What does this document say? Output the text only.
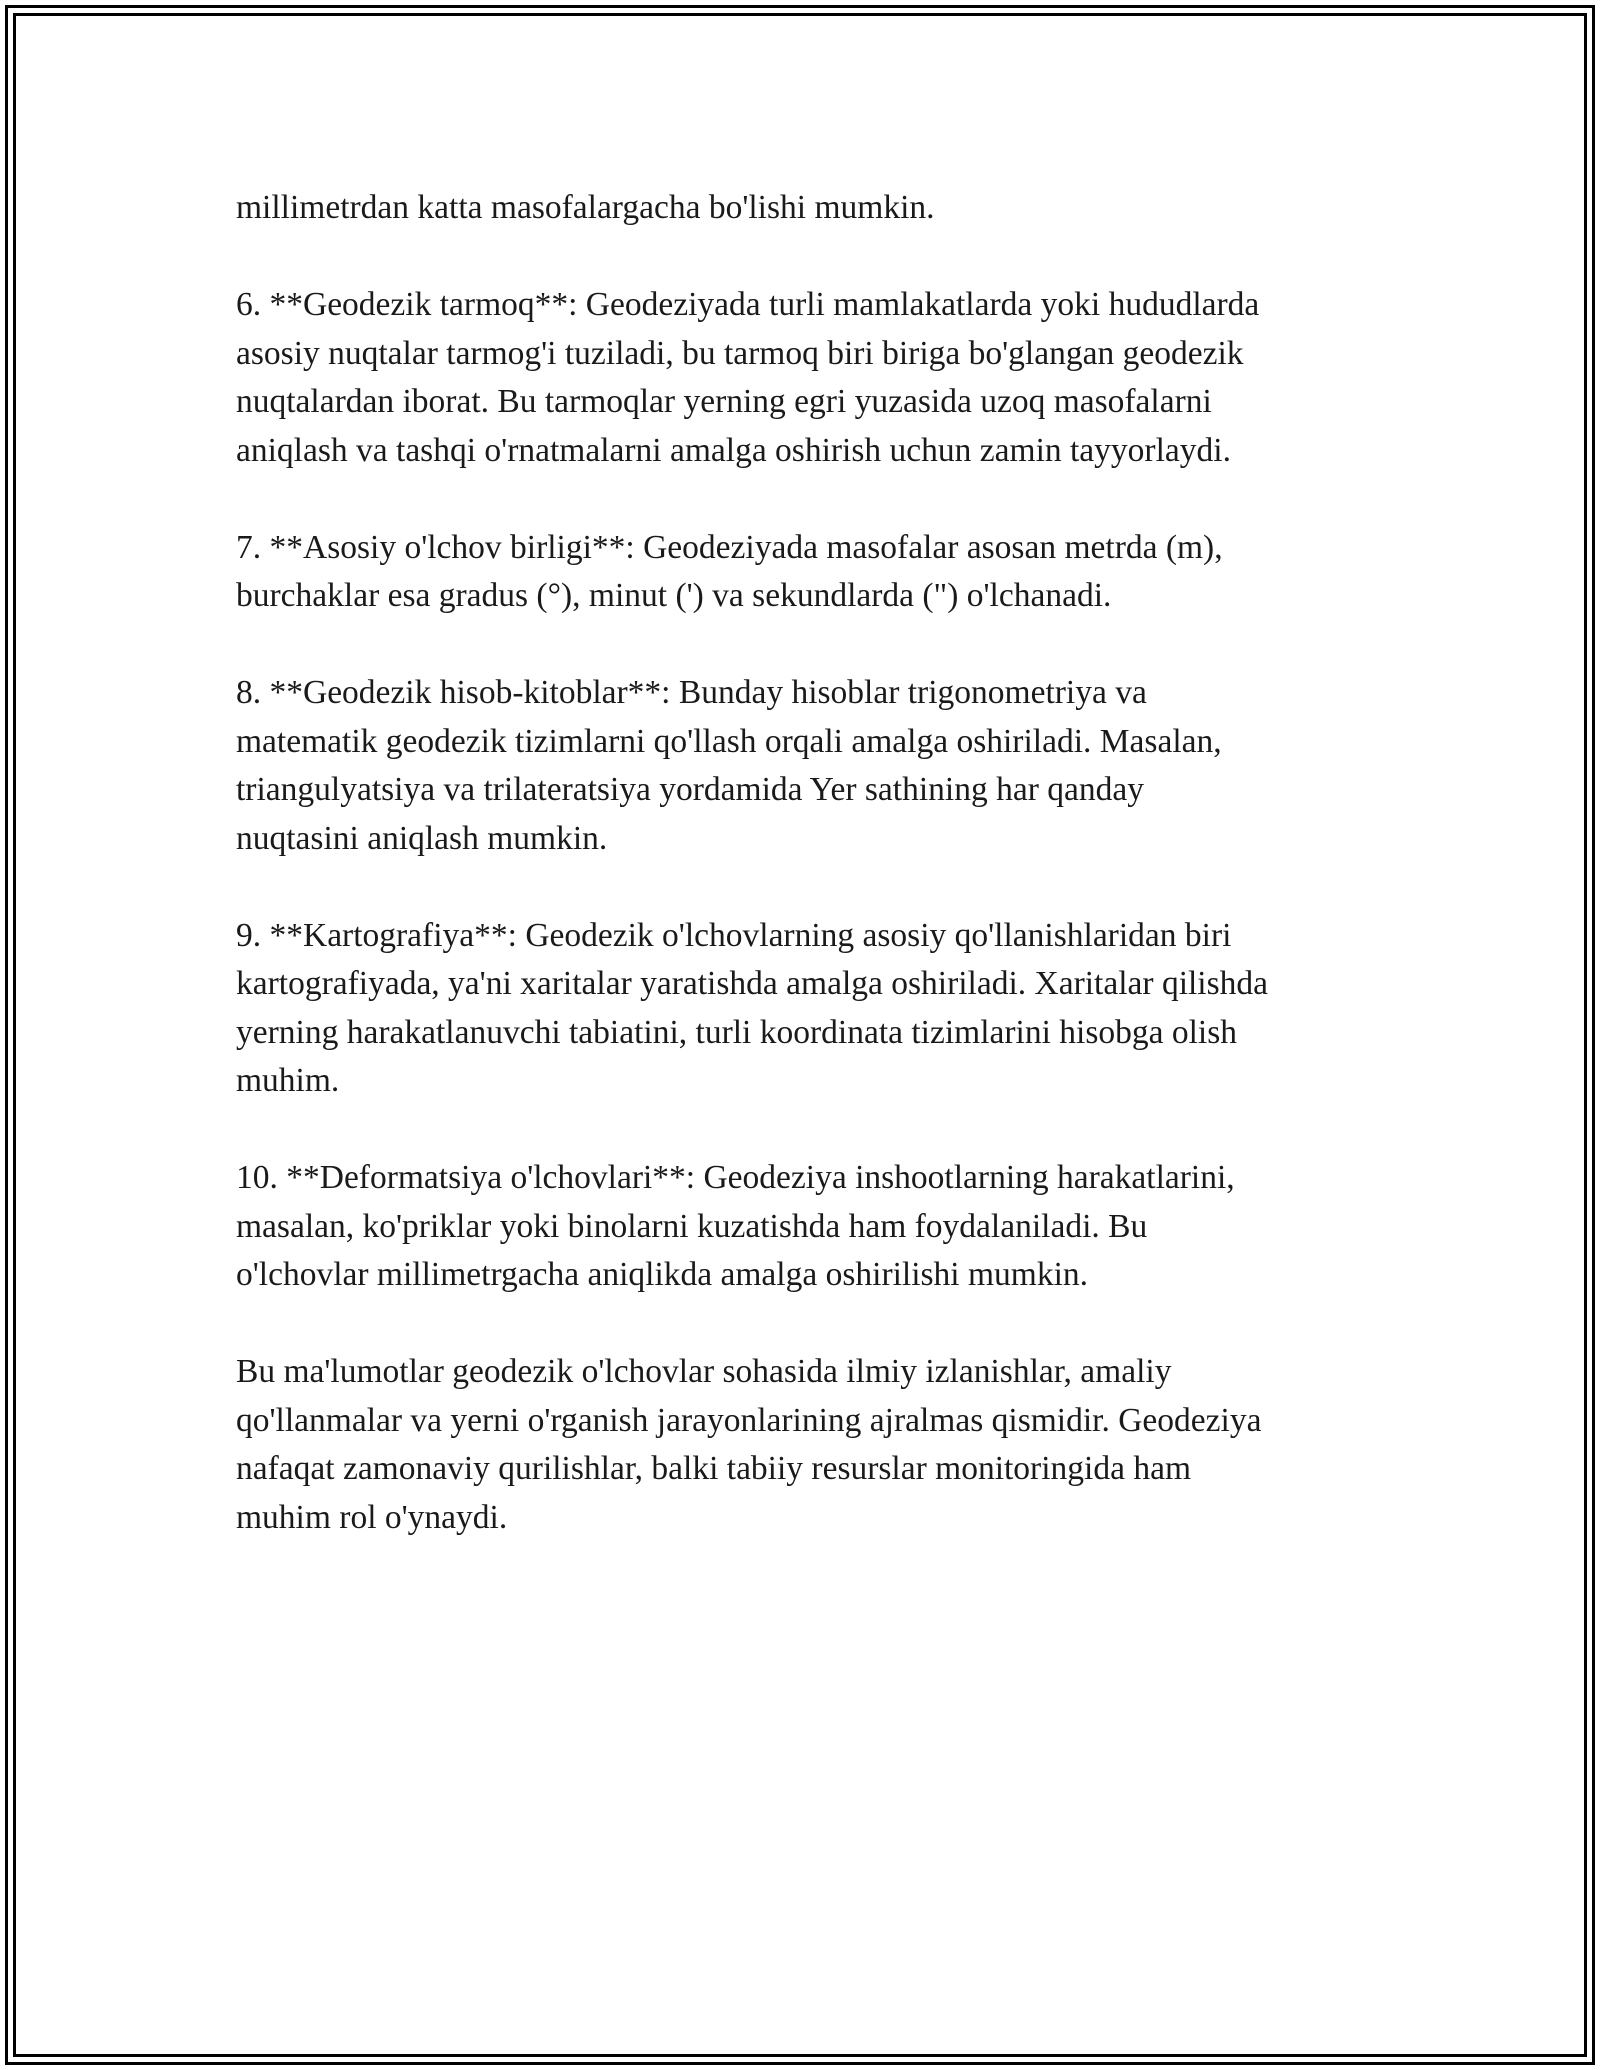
millimetrdan katta masofalargacha bo'lishi mumkin.

6. **Geodezik tarmoq**: Geodeziyada turli mamlakatlarda yoki hududlarda
asosiy nuqtalar tarmog'i tuziladi, bu tarmoq biri biriga bo'glangan geodezik
nuqtalardan iborat. Bu tarmoqlar yerning egri yuzasida uzoq masofalarni
aniqlash va tashqi o'rnatmalarni amalga oshirish uchun zamin tayyorlaydi.

7. **Asosiy o'lchov birligi**: Geodeziyada masofalar asosan metrda (m),
burchaklar esa gradus (°), minut (') va sekundlarda (") o'lchanadi.

8. **Geodezik hisob-kitoblar**: Bunday hisoblar trigonometriya va
matematik geodezik tizimlarni qo'llash orqali amalga oshiriladi. Masalan,
triangulyatsiya va trilateratsiya yordamida Yer sathining har qanday
nuqtasini aniqlash mumkin.

9. **Kartografiya**: Geodezik o'lchovlarning asosiy qo'llanishlaridan biri
kartografiyada, ya'ni xaritalar yaratishda amalga oshiriladi. Xaritalar qilishda
yerning harakatlanuvchi tabiatini, turli koordinata tizimlarini hisobga olish
muhim.

10. **Deformatsiya o'lchovlari**: Geodeziya inshootlarning harakatlarini,
masalan, ko'priklar yoki binolarni kuzatishda ham foydalaniladi. Bu
o'lchovlar millimetrgacha aniqlikda amalga oshirilishi mumkin.

Bu ma'lumotlar geodezik o'lchovlar sohasida ilmiy izlanishlar, amaliy
qo'llanmalar va yerni o'rganish jarayonlarining ajralmas qismidir. Geodeziya
nafaqat zamonaviy qurilishlar, balki tabiiy resurslar monitoringida ham
muhim rol o'ynaydi.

_TASK TO CARRY OUT_: Set each line of the records down exactly, leaving every picture out.

_SOLUTION TO THIS TASK_:
What does this document say? Output the text only.
millimetrdan katta masofalargacha bo'lishi mumkin.

6. **Geodezik tarmoq**: Geodeziyada turli mamlakatlarda yoki hududlarda
asosiy nuqtalar tarmog'i tuziladi, bu tarmoq biri biriga bo'glangan geodezik
nuqtalardan iborat. Bu tarmoqlar yerning egri yuzasida uzoq masofalarni
aniqlash va tashqi o'rnatmalarni amalga oshirish uchun zamin tayyorlaydi.

7. **Asosiy o'lchov birligi**: Geodeziyada masofalar asosan metrda (m),
burchaklar esa gradus (°), minut (') va sekundlarda (") o'lchanadi.

8. **Geodezik hisob-kitoblar**: Bunday hisoblar trigonometriya va
matematik geodezik tizimlarni qo'llash orqali amalga oshiriladi. Masalan,
triangulyatsiya va trilateratsiya yordamida Yer sathining har qanday
nuqtasini aniqlash mumkin.

9. **Kartografiya**: Geodezik o'lchovlarning asosiy qo'llanishlaridan biri
kartografiyada, ya'ni xaritalar yaratishda amalga oshiriladi. Xaritalar qilishda
yerning harakatlanuvchi tabiatini, turli koordinata tizimlarini hisobga olish
muhim.

10. **Deformatsiya o'lchovlari**: Geodeziya inshootlarning harakatlarini,
masalan, ko'priklar yoki binolarni kuzatishda ham foydalaniladi. Bu
o'lchovlar millimetrgacha aniqlikda amalga oshirilishi mumkin.

Bu ma'lumotlar geodezik o'lchovlar sohasida ilmiy izlanishlar, amaliy
qo'llanmalar va yerni o'rganish jarayonlarining ajralmas qismidir. Geodeziya
nafaqat zamonaviy qurilishlar, balki tabiiy resurslar monitoringida ham
muhim rol o'ynaydi.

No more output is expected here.